--- Start Extracted information ---

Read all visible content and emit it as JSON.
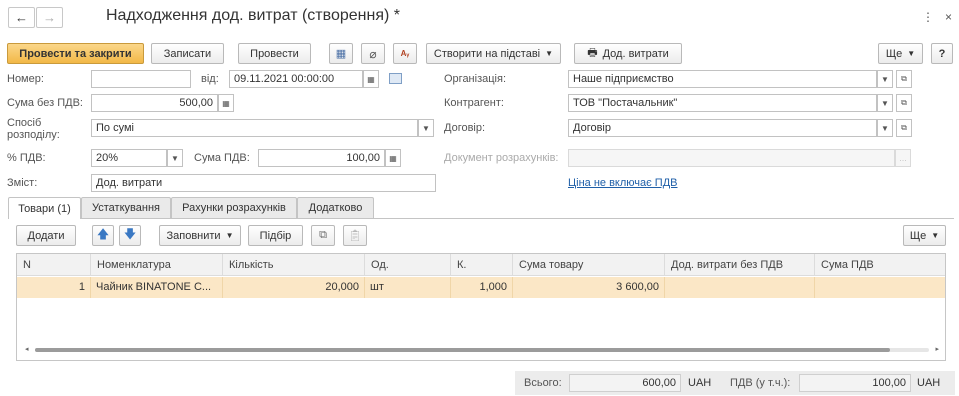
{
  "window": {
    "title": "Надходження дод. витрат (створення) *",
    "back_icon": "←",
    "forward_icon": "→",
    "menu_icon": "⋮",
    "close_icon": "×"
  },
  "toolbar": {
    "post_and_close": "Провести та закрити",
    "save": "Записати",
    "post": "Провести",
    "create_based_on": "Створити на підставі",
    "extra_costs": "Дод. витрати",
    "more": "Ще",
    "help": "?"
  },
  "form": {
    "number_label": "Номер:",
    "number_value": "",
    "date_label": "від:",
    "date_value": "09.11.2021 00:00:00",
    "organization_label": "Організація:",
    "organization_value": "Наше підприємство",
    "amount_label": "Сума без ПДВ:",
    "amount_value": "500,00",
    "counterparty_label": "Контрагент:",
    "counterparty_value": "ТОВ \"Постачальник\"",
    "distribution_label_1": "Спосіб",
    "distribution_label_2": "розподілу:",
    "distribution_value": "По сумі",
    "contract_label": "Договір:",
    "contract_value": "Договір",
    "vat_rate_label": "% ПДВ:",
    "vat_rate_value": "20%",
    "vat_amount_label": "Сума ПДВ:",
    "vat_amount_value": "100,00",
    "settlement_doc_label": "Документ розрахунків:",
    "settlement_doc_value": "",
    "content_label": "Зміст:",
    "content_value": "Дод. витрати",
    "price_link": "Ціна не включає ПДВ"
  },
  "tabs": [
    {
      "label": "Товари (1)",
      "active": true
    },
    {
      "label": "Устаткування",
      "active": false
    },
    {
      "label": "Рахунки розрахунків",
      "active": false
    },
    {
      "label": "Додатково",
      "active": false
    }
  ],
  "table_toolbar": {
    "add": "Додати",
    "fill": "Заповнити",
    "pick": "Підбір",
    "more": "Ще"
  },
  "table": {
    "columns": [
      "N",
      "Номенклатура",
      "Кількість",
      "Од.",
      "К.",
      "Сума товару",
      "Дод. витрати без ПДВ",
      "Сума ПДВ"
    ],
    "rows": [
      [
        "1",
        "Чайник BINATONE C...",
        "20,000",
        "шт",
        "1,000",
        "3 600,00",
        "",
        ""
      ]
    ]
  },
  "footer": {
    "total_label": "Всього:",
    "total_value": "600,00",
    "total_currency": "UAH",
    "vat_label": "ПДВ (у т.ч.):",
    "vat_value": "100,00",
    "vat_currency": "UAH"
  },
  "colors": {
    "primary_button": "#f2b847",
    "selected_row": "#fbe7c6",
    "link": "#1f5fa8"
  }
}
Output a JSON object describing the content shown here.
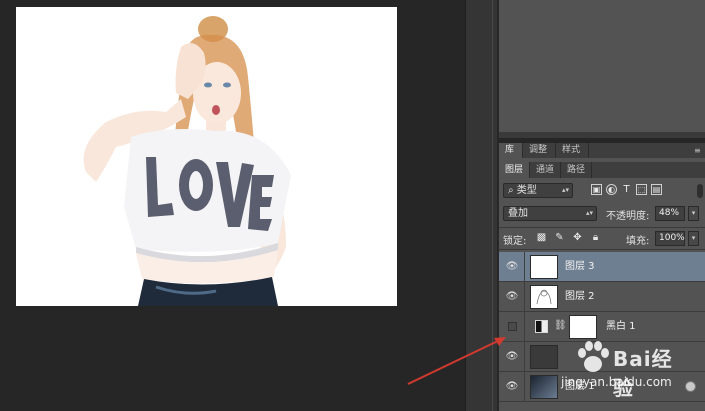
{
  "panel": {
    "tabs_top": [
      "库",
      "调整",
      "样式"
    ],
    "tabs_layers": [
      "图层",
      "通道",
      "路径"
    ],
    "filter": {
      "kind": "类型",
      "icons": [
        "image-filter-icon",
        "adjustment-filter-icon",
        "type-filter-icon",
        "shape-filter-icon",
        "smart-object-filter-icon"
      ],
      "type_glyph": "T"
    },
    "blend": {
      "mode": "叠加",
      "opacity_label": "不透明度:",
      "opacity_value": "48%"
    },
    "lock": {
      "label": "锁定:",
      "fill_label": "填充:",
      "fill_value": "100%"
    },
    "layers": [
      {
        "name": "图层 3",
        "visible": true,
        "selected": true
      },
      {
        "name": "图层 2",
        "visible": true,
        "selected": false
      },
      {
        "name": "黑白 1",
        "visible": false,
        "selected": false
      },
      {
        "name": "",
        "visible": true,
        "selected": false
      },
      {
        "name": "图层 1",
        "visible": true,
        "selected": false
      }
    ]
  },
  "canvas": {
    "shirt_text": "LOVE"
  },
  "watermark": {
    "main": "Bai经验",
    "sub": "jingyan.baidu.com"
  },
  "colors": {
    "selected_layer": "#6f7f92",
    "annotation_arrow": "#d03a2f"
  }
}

--- End Extracted information ---
--- Start Extracted information ---

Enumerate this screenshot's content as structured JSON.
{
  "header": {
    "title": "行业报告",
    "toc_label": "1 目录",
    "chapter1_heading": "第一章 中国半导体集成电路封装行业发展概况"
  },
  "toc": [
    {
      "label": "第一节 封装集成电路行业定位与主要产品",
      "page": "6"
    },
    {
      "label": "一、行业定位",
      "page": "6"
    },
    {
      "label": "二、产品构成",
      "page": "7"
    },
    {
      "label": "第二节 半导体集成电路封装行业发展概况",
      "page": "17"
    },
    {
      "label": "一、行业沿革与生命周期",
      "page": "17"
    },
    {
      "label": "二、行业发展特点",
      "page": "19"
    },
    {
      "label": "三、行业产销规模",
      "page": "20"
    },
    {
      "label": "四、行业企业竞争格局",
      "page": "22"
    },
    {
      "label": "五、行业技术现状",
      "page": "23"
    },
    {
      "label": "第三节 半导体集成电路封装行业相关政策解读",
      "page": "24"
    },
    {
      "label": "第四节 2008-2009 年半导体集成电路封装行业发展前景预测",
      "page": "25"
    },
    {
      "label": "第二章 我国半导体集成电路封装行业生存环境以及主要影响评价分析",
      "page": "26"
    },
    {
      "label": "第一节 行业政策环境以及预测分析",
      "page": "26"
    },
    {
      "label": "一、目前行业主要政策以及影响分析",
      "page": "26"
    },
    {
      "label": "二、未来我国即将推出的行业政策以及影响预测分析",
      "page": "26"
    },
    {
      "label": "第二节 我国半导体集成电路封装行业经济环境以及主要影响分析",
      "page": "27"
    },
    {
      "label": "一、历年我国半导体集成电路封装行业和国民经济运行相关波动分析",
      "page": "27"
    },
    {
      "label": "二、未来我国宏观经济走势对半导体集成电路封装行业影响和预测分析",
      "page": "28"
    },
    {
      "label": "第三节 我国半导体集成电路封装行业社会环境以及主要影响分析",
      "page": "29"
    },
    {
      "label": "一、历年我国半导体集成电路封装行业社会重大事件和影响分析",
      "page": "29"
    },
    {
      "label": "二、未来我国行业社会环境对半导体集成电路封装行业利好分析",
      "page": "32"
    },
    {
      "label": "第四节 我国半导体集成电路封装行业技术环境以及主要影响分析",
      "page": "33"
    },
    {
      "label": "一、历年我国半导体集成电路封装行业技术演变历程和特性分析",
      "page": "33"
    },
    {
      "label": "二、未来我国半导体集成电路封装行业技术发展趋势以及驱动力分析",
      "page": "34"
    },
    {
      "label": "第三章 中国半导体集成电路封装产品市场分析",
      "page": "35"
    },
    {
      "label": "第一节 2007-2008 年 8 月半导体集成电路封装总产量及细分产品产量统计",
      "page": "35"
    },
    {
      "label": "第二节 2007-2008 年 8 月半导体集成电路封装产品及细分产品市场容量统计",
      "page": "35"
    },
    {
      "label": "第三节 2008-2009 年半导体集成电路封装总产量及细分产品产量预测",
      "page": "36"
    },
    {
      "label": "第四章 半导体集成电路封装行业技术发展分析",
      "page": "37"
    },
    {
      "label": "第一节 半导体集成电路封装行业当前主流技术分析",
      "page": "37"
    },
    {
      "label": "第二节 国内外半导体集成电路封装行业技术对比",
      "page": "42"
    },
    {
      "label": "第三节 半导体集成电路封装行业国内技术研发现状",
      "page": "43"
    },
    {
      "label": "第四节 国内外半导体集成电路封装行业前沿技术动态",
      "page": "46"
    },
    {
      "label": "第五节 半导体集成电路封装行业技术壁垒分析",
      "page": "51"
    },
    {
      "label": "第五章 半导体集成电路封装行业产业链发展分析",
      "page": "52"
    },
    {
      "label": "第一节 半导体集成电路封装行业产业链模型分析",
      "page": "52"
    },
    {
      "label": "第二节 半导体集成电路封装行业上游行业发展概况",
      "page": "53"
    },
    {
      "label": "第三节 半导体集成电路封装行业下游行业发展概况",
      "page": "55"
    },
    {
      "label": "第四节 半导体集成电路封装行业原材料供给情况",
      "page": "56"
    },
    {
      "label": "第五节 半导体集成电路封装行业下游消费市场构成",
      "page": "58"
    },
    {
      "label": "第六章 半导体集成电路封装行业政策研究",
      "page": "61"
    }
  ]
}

--- End Extracted information ---

**Work required**
Report the count of lines in the entries that contain the string "Сума", and nothing besides it.

**Response to this exercise**
4